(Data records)

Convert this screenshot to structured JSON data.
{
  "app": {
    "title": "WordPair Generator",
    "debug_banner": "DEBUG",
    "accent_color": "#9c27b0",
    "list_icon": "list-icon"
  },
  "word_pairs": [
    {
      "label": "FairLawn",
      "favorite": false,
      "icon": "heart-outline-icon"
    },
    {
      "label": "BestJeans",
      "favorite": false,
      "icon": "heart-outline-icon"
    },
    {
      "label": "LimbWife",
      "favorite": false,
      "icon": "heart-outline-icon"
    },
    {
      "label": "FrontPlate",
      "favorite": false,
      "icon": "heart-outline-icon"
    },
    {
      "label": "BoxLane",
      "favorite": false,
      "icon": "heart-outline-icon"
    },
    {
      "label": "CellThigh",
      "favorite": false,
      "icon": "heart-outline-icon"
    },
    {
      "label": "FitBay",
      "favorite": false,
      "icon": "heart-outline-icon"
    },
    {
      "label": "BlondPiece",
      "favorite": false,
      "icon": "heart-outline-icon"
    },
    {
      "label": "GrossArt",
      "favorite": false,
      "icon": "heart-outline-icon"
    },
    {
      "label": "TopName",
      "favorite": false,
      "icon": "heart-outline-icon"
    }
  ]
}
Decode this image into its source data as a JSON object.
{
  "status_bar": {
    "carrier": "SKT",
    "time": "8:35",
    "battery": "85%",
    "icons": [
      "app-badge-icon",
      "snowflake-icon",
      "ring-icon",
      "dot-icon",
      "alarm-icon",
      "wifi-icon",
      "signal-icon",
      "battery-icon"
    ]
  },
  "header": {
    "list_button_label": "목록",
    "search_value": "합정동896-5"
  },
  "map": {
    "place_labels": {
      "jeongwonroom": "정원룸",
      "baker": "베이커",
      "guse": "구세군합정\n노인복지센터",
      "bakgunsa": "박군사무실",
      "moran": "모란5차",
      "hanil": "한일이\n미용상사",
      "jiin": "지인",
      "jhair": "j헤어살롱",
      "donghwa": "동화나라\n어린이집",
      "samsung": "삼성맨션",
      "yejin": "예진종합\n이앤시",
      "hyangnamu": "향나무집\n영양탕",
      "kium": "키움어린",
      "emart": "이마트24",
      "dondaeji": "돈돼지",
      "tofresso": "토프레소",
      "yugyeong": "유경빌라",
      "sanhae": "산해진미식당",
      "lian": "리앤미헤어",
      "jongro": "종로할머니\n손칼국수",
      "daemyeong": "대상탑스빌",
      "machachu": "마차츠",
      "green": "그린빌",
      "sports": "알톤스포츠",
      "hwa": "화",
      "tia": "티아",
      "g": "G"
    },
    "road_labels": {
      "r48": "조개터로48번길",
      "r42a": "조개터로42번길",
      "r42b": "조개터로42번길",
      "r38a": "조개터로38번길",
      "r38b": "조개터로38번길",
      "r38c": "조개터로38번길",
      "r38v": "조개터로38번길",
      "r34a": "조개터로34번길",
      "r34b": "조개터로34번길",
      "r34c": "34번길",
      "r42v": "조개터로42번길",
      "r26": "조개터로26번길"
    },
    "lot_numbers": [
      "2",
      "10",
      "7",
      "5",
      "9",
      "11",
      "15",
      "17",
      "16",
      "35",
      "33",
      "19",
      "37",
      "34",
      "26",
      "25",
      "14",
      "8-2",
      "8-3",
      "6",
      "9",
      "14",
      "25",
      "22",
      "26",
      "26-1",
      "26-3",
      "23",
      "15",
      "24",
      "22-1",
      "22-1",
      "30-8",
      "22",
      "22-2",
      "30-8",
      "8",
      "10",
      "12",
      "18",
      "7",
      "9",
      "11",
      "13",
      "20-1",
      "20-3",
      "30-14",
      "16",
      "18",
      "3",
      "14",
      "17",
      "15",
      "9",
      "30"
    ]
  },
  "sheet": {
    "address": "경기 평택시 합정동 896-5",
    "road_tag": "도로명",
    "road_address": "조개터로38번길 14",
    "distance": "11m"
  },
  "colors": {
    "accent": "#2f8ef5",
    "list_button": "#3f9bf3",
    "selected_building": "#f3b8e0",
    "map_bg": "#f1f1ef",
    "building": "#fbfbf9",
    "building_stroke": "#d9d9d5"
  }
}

#### Task description
Go through the records above and retype each one exactly.

#### Result of the exercise
Convert this screenshot to structured JSON data.
{
  "app": {
    "title": "WordPair Generator",
    "debug_banner": "DEBUG",
    "accent_color": "#9c27b0",
    "list_icon": "list-icon"
  },
  "word_pairs": [
    {
      "label": "FairLawn",
      "favorite": false,
      "icon": "heart-outline-icon"
    },
    {
      "label": "BestJeans",
      "favorite": false,
      "icon": "heart-outline-icon"
    },
    {
      "label": "LimbWife",
      "favorite": false,
      "icon": "heart-outline-icon"
    },
    {
      "label": "FrontPlate",
      "favorite": false,
      "icon": "heart-outline-icon"
    },
    {
      "label": "BoxLane",
      "favorite": false,
      "icon": "heart-outline-icon"
    },
    {
      "label": "CellThigh",
      "favorite": false,
      "icon": "heart-outline-icon"
    },
    {
      "label": "FitBay",
      "favorite": false,
      "icon": "heart-outline-icon"
    },
    {
      "label": "BlondPiece",
      "favorite": false,
      "icon": "heart-outline-icon"
    },
    {
      "label": "GrossArt",
      "favorite": false,
      "icon": "heart-outline-icon"
    },
    {
      "label": "TopName",
      "favorite": false,
      "icon": "heart-outline-icon"
    }
  ]
}
Decode this image into its source data as a JSON object.
{
  "status_bar": {
    "carrier": "SKT",
    "time": "8:35",
    "battery": "85%",
    "icons": [
      "app-badge-icon",
      "snowflake-icon",
      "ring-icon",
      "dot-icon",
      "alarm-icon",
      "wifi-icon",
      "signal-icon",
      "battery-icon"
    ]
  },
  "header": {
    "list_button_label": "목록",
    "search_value": "합정동896-5"
  },
  "map": {
    "place_labels": {
      "jeongwonroom": "정원룸",
      "baker": "베이커",
      "guse": "구세군합정\n노인복지센터",
      "bakgunsa": "박군사무실",
      "moran": "모란5차",
      "hanil": "한일이\n미용상사",
      "jiin": "지인",
      "jhair": "j헤어살롱",
      "donghwa": "동화나라\n어린이집",
      "samsung": "삼성맨션",
      "yejin": "예진종합\n이앤시",
      "hyangnamu": "향나무집\n영양탕",
      "kium": "키움어린",
      "emart": "이마트24",
      "dondaeji": "돈돼지",
      "tofresso": "토프레소",
      "yugyeong": "유경빌라",
      "sanhae": "산해진미식당",
      "lian": "리앤미헤어",
      "jongro": "종로할머니\n손칼국수",
      "daemyeong": "대상탑스빌",
      "machachu": "마차츠",
      "green": "그린빌",
      "sports": "알톤스포츠",
      "hwa": "화",
      "tia": "티아",
      "g": "G"
    },
    "road_labels": {
      "r48": "조개터로48번길",
      "r42a": "조개터로42번길",
      "r42b": "조개터로42번길",
      "r38a": "조개터로38번길",
      "r38b": "조개터로38번길",
      "r38c": "조개터로38번길",
      "r38v": "조개터로38번길",
      "r34a": "조개터로34번길",
      "r34b": "조개터로34번길",
      "r34c": "34번길",
      "r42v": "조개터로42번길",
      "r26": "조개터로26번길"
    },
    "lot_numbers": [
      "2",
      "10",
      "7",
      "5",
      "9",
      "11",
      "15",
      "17",
      "16",
      "35",
      "33",
      "19",
      "37",
      "34",
      "26",
      "25",
      "14",
      "8-2",
      "8-3",
      "6",
      "9",
      "14",
      "25",
      "22",
      "26",
      "26-1",
      "26-3",
      "23",
      "15",
      "24",
      "22-1",
      "22-1",
      "30-8",
      "22",
      "22-2",
      "30-8",
      "8",
      "10",
      "12",
      "18",
      "7",
      "9",
      "11",
      "13",
      "20-1",
      "20-3",
      "30-14",
      "16",
      "18",
      "3",
      "14",
      "17",
      "15",
      "9",
      "30"
    ]
  },
  "sheet": {
    "address": "경기 평택시 합정동 896-5",
    "road_tag": "도로명",
    "road_address": "조개터로38번길 14",
    "distance": "11m"
  },
  "colors": {
    "accent": "#2f8ef5",
    "list_button": "#3f9bf3",
    "selected_building": "#f3b8e0",
    "map_bg": "#f1f1ef",
    "building": "#fbfbf9",
    "building_stroke": "#d9d9d5"
  }
}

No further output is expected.